** Begin STORED DATA **
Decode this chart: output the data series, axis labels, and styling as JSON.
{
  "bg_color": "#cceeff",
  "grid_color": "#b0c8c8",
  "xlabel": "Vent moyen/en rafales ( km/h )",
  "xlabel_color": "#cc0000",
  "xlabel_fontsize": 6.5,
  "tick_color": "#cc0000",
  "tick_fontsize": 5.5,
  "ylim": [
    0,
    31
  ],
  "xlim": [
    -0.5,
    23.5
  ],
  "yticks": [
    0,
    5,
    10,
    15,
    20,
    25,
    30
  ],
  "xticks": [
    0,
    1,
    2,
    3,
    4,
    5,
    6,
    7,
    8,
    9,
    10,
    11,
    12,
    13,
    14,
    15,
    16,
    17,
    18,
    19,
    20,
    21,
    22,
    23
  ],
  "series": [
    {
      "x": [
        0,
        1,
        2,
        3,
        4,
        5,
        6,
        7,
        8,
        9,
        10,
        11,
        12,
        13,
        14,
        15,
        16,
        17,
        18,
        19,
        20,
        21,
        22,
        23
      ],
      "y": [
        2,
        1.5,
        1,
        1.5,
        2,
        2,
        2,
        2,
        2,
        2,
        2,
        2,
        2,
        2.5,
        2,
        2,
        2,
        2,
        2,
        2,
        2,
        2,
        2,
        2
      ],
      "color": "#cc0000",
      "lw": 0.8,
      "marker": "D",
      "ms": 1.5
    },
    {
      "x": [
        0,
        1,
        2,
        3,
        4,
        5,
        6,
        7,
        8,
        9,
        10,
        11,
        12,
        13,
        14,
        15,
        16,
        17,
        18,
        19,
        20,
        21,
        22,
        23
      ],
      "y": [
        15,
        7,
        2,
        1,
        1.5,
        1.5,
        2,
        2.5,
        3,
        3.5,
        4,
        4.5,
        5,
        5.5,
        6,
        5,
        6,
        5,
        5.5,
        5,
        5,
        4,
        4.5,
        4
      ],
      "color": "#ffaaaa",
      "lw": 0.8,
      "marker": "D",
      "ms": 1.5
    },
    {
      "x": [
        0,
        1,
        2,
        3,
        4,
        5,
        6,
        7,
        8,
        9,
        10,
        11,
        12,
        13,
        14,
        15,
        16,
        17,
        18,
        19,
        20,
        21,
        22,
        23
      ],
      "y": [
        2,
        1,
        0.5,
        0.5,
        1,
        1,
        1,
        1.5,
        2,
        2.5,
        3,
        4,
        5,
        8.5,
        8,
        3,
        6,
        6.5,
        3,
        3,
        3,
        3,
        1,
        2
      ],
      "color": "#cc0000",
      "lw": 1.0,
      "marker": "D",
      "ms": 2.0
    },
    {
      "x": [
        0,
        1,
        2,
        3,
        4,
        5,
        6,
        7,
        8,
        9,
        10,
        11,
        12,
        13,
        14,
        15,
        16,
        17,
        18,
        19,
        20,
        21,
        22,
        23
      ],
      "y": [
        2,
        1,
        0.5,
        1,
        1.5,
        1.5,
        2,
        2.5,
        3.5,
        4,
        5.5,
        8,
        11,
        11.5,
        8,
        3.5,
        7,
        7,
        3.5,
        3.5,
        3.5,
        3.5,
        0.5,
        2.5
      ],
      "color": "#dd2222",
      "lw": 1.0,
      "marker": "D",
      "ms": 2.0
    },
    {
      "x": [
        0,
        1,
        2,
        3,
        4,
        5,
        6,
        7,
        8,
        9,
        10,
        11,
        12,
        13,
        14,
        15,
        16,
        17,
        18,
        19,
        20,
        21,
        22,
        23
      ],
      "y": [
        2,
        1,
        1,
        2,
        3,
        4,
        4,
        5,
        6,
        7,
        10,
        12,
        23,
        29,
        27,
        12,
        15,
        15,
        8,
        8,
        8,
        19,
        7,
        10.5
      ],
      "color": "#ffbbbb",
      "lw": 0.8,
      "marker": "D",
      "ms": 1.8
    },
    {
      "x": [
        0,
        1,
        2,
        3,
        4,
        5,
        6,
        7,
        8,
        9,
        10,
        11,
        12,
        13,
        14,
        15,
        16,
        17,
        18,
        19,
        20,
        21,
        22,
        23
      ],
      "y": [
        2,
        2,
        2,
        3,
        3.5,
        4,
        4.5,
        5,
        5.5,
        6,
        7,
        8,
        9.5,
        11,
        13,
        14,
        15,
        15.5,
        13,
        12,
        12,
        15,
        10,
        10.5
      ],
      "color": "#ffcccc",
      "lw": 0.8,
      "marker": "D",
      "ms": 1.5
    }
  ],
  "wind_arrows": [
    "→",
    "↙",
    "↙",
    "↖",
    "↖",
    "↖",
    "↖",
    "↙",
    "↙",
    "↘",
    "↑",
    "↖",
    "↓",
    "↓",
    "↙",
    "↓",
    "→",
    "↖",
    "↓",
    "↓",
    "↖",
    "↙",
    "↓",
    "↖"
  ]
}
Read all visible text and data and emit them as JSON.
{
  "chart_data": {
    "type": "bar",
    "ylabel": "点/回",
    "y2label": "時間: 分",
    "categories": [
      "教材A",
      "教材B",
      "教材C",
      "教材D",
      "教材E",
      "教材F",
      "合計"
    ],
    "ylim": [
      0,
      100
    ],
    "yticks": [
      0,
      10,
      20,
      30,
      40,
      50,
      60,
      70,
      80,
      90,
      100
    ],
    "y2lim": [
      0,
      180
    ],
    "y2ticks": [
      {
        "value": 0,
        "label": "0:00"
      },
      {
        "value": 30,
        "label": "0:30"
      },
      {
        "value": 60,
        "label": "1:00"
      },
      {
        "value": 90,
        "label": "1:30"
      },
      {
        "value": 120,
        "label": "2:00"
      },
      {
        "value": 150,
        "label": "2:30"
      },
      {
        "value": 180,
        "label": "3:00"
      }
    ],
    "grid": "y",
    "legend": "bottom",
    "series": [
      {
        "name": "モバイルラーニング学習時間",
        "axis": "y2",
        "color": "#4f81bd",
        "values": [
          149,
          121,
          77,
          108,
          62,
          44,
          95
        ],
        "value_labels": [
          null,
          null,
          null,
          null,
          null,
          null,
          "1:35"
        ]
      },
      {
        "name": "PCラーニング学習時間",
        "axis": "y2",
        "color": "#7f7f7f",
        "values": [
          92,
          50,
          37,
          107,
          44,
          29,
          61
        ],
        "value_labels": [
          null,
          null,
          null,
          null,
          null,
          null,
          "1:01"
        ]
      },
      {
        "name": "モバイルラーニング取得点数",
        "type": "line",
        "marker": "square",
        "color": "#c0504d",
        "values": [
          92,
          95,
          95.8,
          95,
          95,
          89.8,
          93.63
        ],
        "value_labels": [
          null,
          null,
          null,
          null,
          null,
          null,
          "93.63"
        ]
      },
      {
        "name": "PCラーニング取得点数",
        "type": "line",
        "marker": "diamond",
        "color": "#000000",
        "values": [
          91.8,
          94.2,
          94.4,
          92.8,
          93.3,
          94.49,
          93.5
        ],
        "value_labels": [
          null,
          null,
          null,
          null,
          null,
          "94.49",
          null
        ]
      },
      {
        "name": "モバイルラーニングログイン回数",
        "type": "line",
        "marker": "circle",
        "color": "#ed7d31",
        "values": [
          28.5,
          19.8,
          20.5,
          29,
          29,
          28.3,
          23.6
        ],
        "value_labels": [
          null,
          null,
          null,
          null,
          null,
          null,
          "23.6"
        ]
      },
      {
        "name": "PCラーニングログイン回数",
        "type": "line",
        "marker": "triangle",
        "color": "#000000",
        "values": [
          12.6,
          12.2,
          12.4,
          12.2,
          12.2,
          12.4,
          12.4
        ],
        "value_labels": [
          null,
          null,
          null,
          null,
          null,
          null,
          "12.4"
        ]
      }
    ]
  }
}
** End STORED DATA **
WHAT IS REQUIRED. Output the listing above without altering a single character.

OUTPUT.
Decode this chart: output the data series, axis labels, and styling as JSON.
{
  "bg_color": "#cceeff",
  "grid_color": "#b0c8c8",
  "xlabel": "Vent moyen/en rafales ( km/h )",
  "xlabel_color": "#cc0000",
  "xlabel_fontsize": 6.5,
  "tick_color": "#cc0000",
  "tick_fontsize": 5.5,
  "ylim": [
    0,
    31
  ],
  "xlim": [
    -0.5,
    23.5
  ],
  "yticks": [
    0,
    5,
    10,
    15,
    20,
    25,
    30
  ],
  "xticks": [
    0,
    1,
    2,
    3,
    4,
    5,
    6,
    7,
    8,
    9,
    10,
    11,
    12,
    13,
    14,
    15,
    16,
    17,
    18,
    19,
    20,
    21,
    22,
    23
  ],
  "series": [
    {
      "x": [
        0,
        1,
        2,
        3,
        4,
        5,
        6,
        7,
        8,
        9,
        10,
        11,
        12,
        13,
        14,
        15,
        16,
        17,
        18,
        19,
        20,
        21,
        22,
        23
      ],
      "y": [
        2,
        1.5,
        1,
        1.5,
        2,
        2,
        2,
        2,
        2,
        2,
        2,
        2,
        2,
        2.5,
        2,
        2,
        2,
        2,
        2,
        2,
        2,
        2,
        2,
        2
      ],
      "color": "#cc0000",
      "lw": 0.8,
      "marker": "D",
      "ms": 1.5
    },
    {
      "x": [
        0,
        1,
        2,
        3,
        4,
        5,
        6,
        7,
        8,
        9,
        10,
        11,
        12,
        13,
        14,
        15,
        16,
        17,
        18,
        19,
        20,
        21,
        22,
        23
      ],
      "y": [
        15,
        7,
        2,
        1,
        1.5,
        1.5,
        2,
        2.5,
        3,
        3.5,
        4,
        4.5,
        5,
        5.5,
        6,
        5,
        6,
        5,
        5.5,
        5,
        5,
        4,
        4.5,
        4
      ],
      "color": "#ffaaaa",
      "lw": 0.8,
      "marker": "D",
      "ms": 1.5
    },
    {
      "x": [
        0,
        1,
        2,
        3,
        4,
        5,
        6,
        7,
        8,
        9,
        10,
        11,
        12,
        13,
        14,
        15,
        16,
        17,
        18,
        19,
        20,
        21,
        22,
        23
      ],
      "y": [
        2,
        1,
        0.5,
        0.5,
        1,
        1,
        1,
        1.5,
        2,
        2.5,
        3,
        4,
        5,
        8.5,
        8,
        3,
        6,
        6.5,
        3,
        3,
        3,
        3,
        1,
        2
      ],
      "color": "#cc0000",
      "lw": 1.0,
      "marker": "D",
      "ms": 2.0
    },
    {
      "x": [
        0,
        1,
        2,
        3,
        4,
        5,
        6,
        7,
        8,
        9,
        10,
        11,
        12,
        13,
        14,
        15,
        16,
        17,
        18,
        19,
        20,
        21,
        22,
        23
      ],
      "y": [
        2,
        1,
        0.5,
        1,
        1.5,
        1.5,
        2,
        2.5,
        3.5,
        4,
        5.5,
        8,
        11,
        11.5,
        8,
        3.5,
        7,
        7,
        3.5,
        3.5,
        3.5,
        3.5,
        0.5,
        2.5
      ],
      "color": "#dd2222",
      "lw": 1.0,
      "marker": "D",
      "ms": 2.0
    },
    {
      "x": [
        0,
        1,
        2,
        3,
        4,
        5,
        6,
        7,
        8,
        9,
        10,
        11,
        12,
        13,
        14,
        15,
        16,
        17,
        18,
        19,
        20,
        21,
        22,
        23
      ],
      "y": [
        2,
        1,
        1,
        2,
        3,
        4,
        4,
        5,
        6,
        7,
        10,
        12,
        23,
        29,
        27,
        12,
        15,
        15,
        8,
        8,
        8,
        19,
        7,
        10.5
      ],
      "color": "#ffbbbb",
      "lw": 0.8,
      "marker": "D",
      "ms": 1.8
    },
    {
      "x": [
        0,
        1,
        2,
        3,
        4,
        5,
        6,
        7,
        8,
        9,
        10,
        11,
        12,
        13,
        14,
        15,
        16,
        17,
        18,
        19,
        20,
        21,
        22,
        23
      ],
      "y": [
        2,
        2,
        2,
        3,
        3.5,
        4,
        4.5,
        5,
        5.5,
        6,
        7,
        8,
        9.5,
        11,
        13,
        14,
        15,
        15.5,
        13,
        12,
        12,
        15,
        10,
        10.5
      ],
      "color": "#ffcccc",
      "lw": 0.8,
      "marker": "D",
      "ms": 1.5
    }
  ],
  "wind_arrows": [
    "→",
    "↙",
    "↙",
    "↖",
    "↖",
    "↖",
    "↖",
    "↙",
    "↙",
    "↘",
    "↑",
    "↖",
    "↓",
    "↓",
    "↙",
    "↓",
    "→",
    "↖",
    "↓",
    "↓",
    "↖",
    "↙",
    "↓",
    "↖"
  ]
}
Read all visible text and data and emit them as JSON.
{
  "chart_data": {
    "type": "bar",
    "ylabel": "点/回",
    "y2label": "時間: 分",
    "categories": [
      "教材A",
      "教材B",
      "教材C",
      "教材D",
      "教材E",
      "教材F",
      "合計"
    ],
    "ylim": [
      0,
      100
    ],
    "yticks": [
      0,
      10,
      20,
      30,
      40,
      50,
      60,
      70,
      80,
      90,
      100
    ],
    "y2lim": [
      0,
      180
    ],
    "y2ticks": [
      {
        "value": 0,
        "label": "0:00"
      },
      {
        "value": 30,
        "label": "0:30"
      },
      {
        "value": 60,
        "label": "1:00"
      },
      {
        "value": 90,
        "label": "1:30"
      },
      {
        "value": 120,
        "label": "2:00"
      },
      {
        "value": 150,
        "label": "2:30"
      },
      {
        "value": 180,
        "label": "3:00"
      }
    ],
    "grid": "y",
    "legend": "bottom",
    "series": [
      {
        "name": "モバイルラーニング学習時間",
        "axis": "y2",
        "color": "#4f81bd",
        "values": [
          149,
          121,
          77,
          108,
          62,
          44,
          95
        ],
        "value_labels": [
          null,
          null,
          null,
          null,
          null,
          null,
          "1:35"
        ]
      },
      {
        "name": "PCラーニング学習時間",
        "axis": "y2",
        "color": "#7f7f7f",
        "values": [
          92,
          50,
          37,
          107,
          44,
          29,
          61
        ],
        "value_labels": [
          null,
          null,
          null,
          null,
          null,
          null,
          "1:01"
        ]
      },
      {
        "name": "モバイルラーニング取得点数",
        "type": "line",
        "marker": "square",
        "color": "#c0504d",
        "values": [
          92,
          95,
          95.8,
          95,
          95,
          89.8,
          93.63
        ],
        "value_labels": [
          null,
          null,
          null,
          null,
          null,
          null,
          "93.63"
        ]
      },
      {
        "name": "PCラーニング取得点数",
        "type": "line",
        "marker": "diamond",
        "color": "#000000",
        "values": [
          91.8,
          94.2,
          94.4,
          92.8,
          93.3,
          94.49,
          93.5
        ],
        "value_labels": [
          null,
          null,
          null,
          null,
          null,
          "94.49",
          null
        ]
      },
      {
        "name": "モバイルラーニングログイン回数",
        "type": "line",
        "marker": "circle",
        "color": "#ed7d31",
        "values": [
          28.5,
          19.8,
          20.5,
          29,
          29,
          28.3,
          23.6
        ],
        "value_labels": [
          null,
          null,
          null,
          null,
          null,
          null,
          "23.6"
        ]
      },
      {
        "name": "PCラーニングログイン回数",
        "type": "line",
        "marker": "triangle",
        "color": "#000000",
        "values": [
          12.6,
          12.2,
          12.4,
          12.2,
          12.2,
          12.4,
          12.4
        ],
        "value_labels": [
          null,
          null,
          null,
          null,
          null,
          null,
          "12.4"
        ]
      }
    ]
  }
}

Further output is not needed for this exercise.